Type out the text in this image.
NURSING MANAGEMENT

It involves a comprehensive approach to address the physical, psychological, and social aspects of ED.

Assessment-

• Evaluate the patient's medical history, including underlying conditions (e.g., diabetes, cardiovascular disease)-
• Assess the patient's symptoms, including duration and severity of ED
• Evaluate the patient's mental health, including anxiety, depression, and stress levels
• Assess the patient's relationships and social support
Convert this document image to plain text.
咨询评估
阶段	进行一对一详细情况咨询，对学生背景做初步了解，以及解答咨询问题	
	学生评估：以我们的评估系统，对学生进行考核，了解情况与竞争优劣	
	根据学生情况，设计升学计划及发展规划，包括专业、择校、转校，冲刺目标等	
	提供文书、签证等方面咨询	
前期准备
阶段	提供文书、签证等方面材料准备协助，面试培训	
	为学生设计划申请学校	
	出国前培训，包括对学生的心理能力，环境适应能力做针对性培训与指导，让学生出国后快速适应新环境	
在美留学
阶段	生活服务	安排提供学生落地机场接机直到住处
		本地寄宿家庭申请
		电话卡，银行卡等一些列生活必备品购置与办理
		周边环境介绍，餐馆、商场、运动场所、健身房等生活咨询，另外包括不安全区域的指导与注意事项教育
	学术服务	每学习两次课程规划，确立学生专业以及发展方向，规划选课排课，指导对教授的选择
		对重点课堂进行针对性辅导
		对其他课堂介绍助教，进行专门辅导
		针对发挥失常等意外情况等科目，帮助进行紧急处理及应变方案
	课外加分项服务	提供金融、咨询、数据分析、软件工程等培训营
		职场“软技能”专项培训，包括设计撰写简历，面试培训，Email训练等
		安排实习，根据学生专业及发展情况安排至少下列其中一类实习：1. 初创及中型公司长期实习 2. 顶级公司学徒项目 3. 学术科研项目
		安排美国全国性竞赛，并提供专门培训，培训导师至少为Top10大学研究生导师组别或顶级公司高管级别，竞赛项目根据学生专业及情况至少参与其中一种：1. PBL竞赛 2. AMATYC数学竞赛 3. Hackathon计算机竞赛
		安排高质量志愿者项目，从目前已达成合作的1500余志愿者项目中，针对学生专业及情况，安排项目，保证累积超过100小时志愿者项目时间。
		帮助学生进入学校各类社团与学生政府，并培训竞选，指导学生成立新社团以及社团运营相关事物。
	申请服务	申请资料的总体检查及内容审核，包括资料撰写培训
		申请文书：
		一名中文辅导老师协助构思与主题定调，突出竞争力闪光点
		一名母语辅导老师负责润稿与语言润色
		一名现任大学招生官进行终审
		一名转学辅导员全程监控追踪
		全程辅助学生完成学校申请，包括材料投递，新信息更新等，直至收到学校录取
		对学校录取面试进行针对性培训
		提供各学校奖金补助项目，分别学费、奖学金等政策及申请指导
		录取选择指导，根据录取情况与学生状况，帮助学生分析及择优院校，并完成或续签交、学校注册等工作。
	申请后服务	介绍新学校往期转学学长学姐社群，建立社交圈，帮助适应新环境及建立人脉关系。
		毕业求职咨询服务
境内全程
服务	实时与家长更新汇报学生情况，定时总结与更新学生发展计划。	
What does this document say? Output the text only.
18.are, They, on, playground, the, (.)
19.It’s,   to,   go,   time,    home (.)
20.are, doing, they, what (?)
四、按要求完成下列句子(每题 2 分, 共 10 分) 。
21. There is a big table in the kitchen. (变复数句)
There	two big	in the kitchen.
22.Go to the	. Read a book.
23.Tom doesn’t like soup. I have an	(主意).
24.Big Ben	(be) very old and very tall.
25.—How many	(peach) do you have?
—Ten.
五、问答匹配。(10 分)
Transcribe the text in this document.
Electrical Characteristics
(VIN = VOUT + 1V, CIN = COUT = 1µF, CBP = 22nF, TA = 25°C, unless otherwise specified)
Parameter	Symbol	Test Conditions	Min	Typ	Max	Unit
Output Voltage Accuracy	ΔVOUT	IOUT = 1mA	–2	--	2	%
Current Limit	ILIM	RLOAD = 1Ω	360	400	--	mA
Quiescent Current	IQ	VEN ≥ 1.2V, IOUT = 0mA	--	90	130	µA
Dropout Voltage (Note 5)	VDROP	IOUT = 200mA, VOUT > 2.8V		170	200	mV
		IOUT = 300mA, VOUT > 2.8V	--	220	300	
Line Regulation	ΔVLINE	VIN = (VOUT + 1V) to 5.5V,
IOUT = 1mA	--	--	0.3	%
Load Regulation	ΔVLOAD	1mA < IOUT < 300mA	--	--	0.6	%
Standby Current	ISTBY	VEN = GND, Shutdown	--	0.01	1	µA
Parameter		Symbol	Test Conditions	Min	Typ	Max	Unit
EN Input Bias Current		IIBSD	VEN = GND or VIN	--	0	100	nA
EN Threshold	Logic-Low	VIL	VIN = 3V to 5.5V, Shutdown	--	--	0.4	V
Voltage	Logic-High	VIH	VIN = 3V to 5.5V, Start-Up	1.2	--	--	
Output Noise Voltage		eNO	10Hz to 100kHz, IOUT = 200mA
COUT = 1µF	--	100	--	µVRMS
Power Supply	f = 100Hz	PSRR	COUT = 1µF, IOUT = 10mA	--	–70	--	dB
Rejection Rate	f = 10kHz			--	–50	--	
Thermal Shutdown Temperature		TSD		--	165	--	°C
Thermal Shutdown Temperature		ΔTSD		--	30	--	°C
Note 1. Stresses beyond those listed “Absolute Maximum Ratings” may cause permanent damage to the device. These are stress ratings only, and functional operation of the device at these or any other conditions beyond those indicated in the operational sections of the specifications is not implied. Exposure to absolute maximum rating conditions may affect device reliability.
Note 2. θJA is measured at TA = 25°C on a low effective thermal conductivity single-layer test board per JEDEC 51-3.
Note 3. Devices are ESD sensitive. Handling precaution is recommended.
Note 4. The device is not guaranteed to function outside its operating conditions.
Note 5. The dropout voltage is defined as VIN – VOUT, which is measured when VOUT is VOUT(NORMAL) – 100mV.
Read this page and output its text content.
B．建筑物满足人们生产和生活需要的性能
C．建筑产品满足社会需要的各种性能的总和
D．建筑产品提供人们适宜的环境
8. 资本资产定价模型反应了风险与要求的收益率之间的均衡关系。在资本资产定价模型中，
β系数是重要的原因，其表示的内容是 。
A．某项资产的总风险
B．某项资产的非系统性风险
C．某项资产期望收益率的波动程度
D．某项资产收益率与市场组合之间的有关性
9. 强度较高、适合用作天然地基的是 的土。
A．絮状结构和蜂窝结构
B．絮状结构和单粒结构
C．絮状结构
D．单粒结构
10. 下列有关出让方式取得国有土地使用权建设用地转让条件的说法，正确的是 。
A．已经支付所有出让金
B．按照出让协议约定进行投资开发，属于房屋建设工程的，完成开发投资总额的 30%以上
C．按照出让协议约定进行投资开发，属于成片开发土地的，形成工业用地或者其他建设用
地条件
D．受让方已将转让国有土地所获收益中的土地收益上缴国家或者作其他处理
┄┄┄┄┄┄┄┄┄┄
_Stated exercise_
Retype the data exactly as given.

_Output of the task_
Type out the text in this image.
NURSING MANAGEMENT

It involves a comprehensive approach to address the physical, psychological, and social aspects of ED.

Assessment-

• Evaluate the patient's medical history, including underlying conditions (e.g., diabetes, cardiovascular disease)-
• Assess the patient's symptoms, including duration and severity of ED
• Evaluate the patient's mental health, including anxiety, depression, and stress levels
• Assess the patient's relationships and social support
Convert this document image to plain text.
咨询评估
阶段	进行一对一详细情况咨询，对学生背景做初步了解，以及解答咨询问题	
	学生评估：以我们的评估系统，对学生进行考核，了解情况与竞争优劣	
	根据学生情况，设计升学计划及发展规划，包括专业、择校、转校，冲刺目标等	
	提供文书、签证等方面咨询	
前期准备
阶段	提供文书、签证等方面材料准备协助，面试培训	
	为学生设计划申请学校	
	出国前培训，包括对学生的心理能力，环境适应能力做针对性培训与指导，让学生出国后快速适应新环境	
在美留学
阶段	生活服务	安排提供学生落地机场接机直到住处
		本地寄宿家庭申请
		电话卡，银行卡等一些列生活必备品购置与办理
		周边环境介绍，餐馆、商场、运动场所、健身房等生活咨询，另外包括不安全区域的指导与注意事项教育
	学术服务	每学习两次课程规划，确立学生专业以及发展方向，规划选课排课，指导对教授的选择
		对重点课堂进行针对性辅导
		对其他课堂介绍助教，进行专门辅导
		针对发挥失常等意外情况等科目，帮助进行紧急处理及应变方案
	课外加分项服务	提供金融、咨询、数据分析、软件工程等培训营
		职场“软技能”专项培训，包括设计撰写简历，面试培训，Email训练等
		安排实习，根据学生专业及发展情况安排至少下列其中一类实习：1. 初创及中型公司长期实习 2. 顶级公司学徒项目 3. 学术科研项目
		安排美国全国性竞赛，并提供专门培训，培训导师至少为Top10大学研究生导师组别或顶级公司高管级别，竞赛项目根据学生专业及情况至少参与其中一种：1. PBL竞赛 2. AMATYC数学竞赛 3. Hackathon计算机竞赛
		安排高质量志愿者项目，从目前已达成合作的1500余志愿者项目中，针对学生专业及情况，安排项目，保证累积超过100小时志愿者项目时间。
		帮助学生进入学校各类社团与学生政府，并培训竞选，指导学生成立新社团以及社团运营相关事物。
	申请服务	申请资料的总体检查及内容审核，包括资料撰写培训
		申请文书：
		一名中文辅导老师协助构思与主题定调，突出竞争力闪光点
		一名母语辅导老师负责润稿与语言润色
		一名现任大学招生官进行终审
		一名转学辅导员全程监控追踪
		全程辅助学生完成学校申请，包括材料投递，新信息更新等，直至收到学校录取
		对学校录取面试进行针对性培训
		提供各学校奖金补助项目，分别学费、奖学金等政策及申请指导
		录取选择指导，根据录取情况与学生状况，帮助学生分析及择优院校，并完成或续签交、学校注册等工作。
	申请后服务	介绍新学校往期转学学长学姐社群，建立社交圈，帮助适应新环境及建立人脉关系。
		毕业求职咨询服务
境内全程
服务	实时与家长更新汇报学生情况，定时总结与更新学生发展计划。	
What does this document say? Output the text only.
18.are, They, on, playground, the, (.)
19.It’s,   to,   go,   time,    home (.)
20.are, doing, they, what (?)
四、按要求完成下列句子(每题 2 分, 共 10 分) 。
21. There is a big table in the kitchen. (变复数句)
There	two big	in the kitchen.
22.Go to the	. Read a book.
23.Tom doesn’t like soup. I have an	(主意).
24.Big Ben	(be) very old and very tall.
25.—How many	(peach) do you have?
—Ten.
五、问答匹配。(10 分)
Transcribe the text in this document.
Electrical Characteristics
(VIN = VOUT + 1V, CIN = COUT = 1µF, CBP = 22nF, TA = 25°C, unless otherwise specified)
Parameter	Symbol	Test Conditions	Min	Typ	Max	Unit
Output Voltage Accuracy	ΔVOUT	IOUT = 1mA	–2	--	2	%
Current Limit	ILIM	RLOAD = 1Ω	360	400	--	mA
Quiescent Current	IQ	VEN ≥ 1.2V, IOUT = 0mA	--	90	130	µA
Dropout Voltage (Note 5)	VDROP	IOUT = 200mA, VOUT > 2.8V		170	200	mV
		IOUT = 300mA, VOUT > 2.8V	--	220	300	
Line Regulation	ΔVLINE	VIN = (VOUT + 1V) to 5.5V,
IOUT = 1mA	--	--	0.3	%
Load Regulation	ΔVLOAD	1mA < IOUT < 300mA	--	--	0.6	%
Standby Current	ISTBY	VEN = GND, Shutdown	--	0.01	1	µA
Parameter		Symbol	Test Conditions	Min	Typ	Max	Unit
EN Input Bias Current		IIBSD	VEN = GND or VIN	--	0	100	nA
EN Threshold	Logic-Low	VIL	VIN = 3V to 5.5V, Shutdown	--	--	0.4	V
Voltage	Logic-High	VIH	VIN = 3V to 5.5V, Start-Up	1.2	--	--	
Output Noise Voltage		eNO	10Hz to 100kHz, IOUT = 200mA
COUT = 1µF	--	100	--	µVRMS
Power Supply	f = 100Hz	PSRR	COUT = 1µF, IOUT = 10mA	--	–70	--	dB
Rejection Rate	f = 10kHz			--	–50	--	
Thermal Shutdown Temperature		TSD		--	165	--	°C
Thermal Shutdown Temperature		ΔTSD		--	30	--	°C
Note 1. Stresses beyond those listed “Absolute Maximum Ratings” may cause permanent damage to the device. These are stress ratings only, and functional operation of the device at these or any other conditions beyond those indicated in the operational sections of the specifications is not implied. Exposure to absolute maximum rating conditions may affect device reliability.
Note 2. θJA is measured at TA = 25°C on a low effective thermal conductivity single-layer test board per JEDEC 51-3.
Note 3. Devices are ESD sensitive. Handling precaution is recommended.
Note 4. The device is not guaranteed to function outside its operating conditions.
Note 5. The dropout voltage is defined as VIN – VOUT, which is measured when VOUT is VOUT(NORMAL) – 100mV.
Read this page and output its text content.
B．建筑物满足人们生产和生活需要的性能
C．建筑产品满足社会需要的各种性能的总和
D．建筑产品提供人们适宜的环境
8. 资本资产定价模型反应了风险与要求的收益率之间的均衡关系。在资本资产定价模型中，
β系数是重要的原因，其表示的内容是 。
A．某项资产的总风险
B．某项资产的非系统性风险
C．某项资产期望收益率的波动程度
D．某项资产收益率与市场组合之间的有关性
9. 强度较高、适合用作天然地基的是 的土。
A．絮状结构和蜂窝结构
B．絮状结构和单粒结构
C．絮状结构
D．单粒结构
10. 下列有关出让方式取得国有土地使用权建设用地转让条件的说法，正确的是 。
A．已经支付所有出让金
B．按照出让协议约定进行投资开发，属于房屋建设工程的，完成开发投资总额的 30%以上
C．按照出让协议约定进行投资开发，属于成片开发土地的，形成工业用地或者其他建设用
地条件
D．受让方已将转让国有土地所获收益中的土地收益上缴国家或者作其他处理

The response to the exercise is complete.